BRIEF – In the material below, the lines containing the word "requirement" are required; copy each of them.

[Data entries]

------------------------------------------------------------

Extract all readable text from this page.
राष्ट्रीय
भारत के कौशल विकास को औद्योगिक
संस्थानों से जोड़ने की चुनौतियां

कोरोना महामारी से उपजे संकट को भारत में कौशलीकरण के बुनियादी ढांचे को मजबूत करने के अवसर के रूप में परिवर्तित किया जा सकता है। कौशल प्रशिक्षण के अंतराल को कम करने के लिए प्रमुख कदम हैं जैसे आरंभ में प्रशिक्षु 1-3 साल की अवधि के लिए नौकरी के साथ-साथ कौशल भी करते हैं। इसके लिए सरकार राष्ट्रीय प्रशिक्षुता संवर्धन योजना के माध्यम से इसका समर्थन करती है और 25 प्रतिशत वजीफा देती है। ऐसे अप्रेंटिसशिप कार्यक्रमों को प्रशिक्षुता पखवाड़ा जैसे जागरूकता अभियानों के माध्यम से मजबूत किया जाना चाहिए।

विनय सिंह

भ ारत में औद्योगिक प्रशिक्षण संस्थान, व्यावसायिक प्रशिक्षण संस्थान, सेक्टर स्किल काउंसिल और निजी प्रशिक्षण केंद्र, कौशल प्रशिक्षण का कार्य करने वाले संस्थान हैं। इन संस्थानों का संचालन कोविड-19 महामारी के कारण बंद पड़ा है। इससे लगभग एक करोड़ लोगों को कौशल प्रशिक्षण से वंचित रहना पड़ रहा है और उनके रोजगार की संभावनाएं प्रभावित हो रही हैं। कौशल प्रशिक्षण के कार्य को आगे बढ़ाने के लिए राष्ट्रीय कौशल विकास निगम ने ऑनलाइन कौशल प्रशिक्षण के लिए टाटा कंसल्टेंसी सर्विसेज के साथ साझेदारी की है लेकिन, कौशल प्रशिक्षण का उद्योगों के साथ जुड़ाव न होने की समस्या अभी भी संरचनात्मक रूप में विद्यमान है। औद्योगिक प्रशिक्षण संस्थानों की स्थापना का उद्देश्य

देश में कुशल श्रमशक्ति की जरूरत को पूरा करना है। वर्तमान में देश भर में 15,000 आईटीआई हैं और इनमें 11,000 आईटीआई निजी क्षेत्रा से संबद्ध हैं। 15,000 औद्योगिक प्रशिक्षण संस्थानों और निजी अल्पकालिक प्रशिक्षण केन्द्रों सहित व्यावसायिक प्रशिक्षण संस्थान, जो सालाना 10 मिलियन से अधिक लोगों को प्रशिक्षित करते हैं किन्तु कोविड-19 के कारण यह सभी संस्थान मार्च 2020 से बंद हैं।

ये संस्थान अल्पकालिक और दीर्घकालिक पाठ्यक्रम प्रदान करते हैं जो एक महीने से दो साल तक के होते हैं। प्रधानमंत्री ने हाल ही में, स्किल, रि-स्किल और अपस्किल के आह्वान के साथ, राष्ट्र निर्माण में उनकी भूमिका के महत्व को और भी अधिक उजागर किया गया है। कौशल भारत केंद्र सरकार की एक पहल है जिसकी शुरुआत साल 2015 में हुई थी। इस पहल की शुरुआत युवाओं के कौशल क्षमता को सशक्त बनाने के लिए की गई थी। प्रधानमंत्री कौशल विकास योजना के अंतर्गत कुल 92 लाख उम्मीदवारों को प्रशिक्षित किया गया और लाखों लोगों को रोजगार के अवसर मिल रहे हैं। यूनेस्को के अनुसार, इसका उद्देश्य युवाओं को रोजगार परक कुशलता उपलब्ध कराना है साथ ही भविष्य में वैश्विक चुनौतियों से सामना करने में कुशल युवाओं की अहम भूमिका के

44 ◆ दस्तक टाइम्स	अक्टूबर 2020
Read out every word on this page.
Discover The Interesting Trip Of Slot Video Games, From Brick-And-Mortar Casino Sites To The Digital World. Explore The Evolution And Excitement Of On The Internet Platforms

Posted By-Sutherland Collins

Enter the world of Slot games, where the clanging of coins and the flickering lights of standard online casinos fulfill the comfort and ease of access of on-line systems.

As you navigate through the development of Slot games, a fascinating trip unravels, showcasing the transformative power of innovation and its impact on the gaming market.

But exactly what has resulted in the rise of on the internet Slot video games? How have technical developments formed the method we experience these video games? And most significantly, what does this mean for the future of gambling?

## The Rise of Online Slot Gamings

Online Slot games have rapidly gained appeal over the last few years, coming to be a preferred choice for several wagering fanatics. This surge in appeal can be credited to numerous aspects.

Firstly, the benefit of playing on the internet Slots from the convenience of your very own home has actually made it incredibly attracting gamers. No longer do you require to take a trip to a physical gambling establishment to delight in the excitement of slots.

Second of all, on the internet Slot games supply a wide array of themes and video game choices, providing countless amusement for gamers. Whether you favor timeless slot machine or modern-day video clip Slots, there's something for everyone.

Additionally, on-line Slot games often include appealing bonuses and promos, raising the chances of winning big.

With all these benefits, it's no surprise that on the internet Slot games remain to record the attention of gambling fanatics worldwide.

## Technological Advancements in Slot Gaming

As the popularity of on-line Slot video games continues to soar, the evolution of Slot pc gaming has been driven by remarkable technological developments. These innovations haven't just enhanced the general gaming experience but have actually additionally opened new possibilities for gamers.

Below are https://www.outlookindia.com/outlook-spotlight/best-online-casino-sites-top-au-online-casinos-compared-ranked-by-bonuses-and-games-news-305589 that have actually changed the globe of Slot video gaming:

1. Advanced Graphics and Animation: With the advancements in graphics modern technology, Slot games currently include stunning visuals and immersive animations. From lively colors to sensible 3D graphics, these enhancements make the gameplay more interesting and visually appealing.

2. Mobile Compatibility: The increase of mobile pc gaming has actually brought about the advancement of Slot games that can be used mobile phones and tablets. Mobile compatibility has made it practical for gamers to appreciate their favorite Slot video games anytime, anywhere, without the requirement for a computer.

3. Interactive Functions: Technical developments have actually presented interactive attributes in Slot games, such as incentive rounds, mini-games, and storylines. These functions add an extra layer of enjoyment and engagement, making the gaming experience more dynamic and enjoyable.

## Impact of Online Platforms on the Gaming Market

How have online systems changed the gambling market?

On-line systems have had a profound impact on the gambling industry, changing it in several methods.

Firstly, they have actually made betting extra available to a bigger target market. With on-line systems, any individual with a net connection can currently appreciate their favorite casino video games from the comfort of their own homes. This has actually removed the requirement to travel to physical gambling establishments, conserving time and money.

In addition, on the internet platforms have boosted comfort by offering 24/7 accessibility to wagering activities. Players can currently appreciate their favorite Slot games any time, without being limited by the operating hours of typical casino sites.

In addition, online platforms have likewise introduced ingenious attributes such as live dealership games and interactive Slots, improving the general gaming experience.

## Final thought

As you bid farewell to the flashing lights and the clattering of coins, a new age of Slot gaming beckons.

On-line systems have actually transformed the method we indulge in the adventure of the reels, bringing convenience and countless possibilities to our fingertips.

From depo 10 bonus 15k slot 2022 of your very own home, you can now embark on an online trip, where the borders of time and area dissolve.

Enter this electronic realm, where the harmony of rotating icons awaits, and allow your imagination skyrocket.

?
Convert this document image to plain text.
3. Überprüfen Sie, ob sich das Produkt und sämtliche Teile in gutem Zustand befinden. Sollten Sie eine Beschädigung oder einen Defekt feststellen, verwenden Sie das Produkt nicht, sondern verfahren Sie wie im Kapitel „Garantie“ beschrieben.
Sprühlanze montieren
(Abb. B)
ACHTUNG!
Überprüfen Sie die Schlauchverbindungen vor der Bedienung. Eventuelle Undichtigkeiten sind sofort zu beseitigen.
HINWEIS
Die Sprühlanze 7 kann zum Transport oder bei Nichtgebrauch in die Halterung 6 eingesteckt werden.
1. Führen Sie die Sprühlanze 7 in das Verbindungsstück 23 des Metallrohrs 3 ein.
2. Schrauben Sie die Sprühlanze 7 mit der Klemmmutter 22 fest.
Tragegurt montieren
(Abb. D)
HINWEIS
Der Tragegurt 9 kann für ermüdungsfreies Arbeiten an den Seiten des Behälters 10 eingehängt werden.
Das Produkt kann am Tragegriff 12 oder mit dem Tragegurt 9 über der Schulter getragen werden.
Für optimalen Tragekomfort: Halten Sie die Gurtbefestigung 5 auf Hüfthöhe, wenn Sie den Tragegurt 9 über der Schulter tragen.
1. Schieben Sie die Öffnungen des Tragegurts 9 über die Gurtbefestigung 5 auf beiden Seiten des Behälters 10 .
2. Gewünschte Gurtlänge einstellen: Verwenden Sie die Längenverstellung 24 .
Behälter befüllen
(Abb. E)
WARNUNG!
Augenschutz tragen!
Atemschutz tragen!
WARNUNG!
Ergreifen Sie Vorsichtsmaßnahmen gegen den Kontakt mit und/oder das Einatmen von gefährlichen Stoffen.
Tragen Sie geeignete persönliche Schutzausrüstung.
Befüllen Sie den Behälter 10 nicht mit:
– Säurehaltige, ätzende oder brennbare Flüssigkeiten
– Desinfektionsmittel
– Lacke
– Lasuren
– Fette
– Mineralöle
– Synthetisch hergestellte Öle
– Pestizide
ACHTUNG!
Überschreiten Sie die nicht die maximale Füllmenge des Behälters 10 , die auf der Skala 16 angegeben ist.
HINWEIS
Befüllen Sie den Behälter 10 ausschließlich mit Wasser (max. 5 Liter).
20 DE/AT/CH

------------------------------------------------------------

ANSWER –
2. Mobile Compatibility: The increase of mobile pc gaming has actually brought about the advancement of Slot games that can be used mobile phones and tablets. Mobile compatibility has made it practical for gamers to appreciate their favorite Slot video games anytime, anywhere, without the requirement for a computer.
Firstly, they have actually made betting extra available to a bigger target market. With on-line systems, any individual with a net connection can currently appreciate their favorite casino video games from the comfort of their own homes. This has actually removed the requirement to travel to physical gambling establishments, conserving time and money.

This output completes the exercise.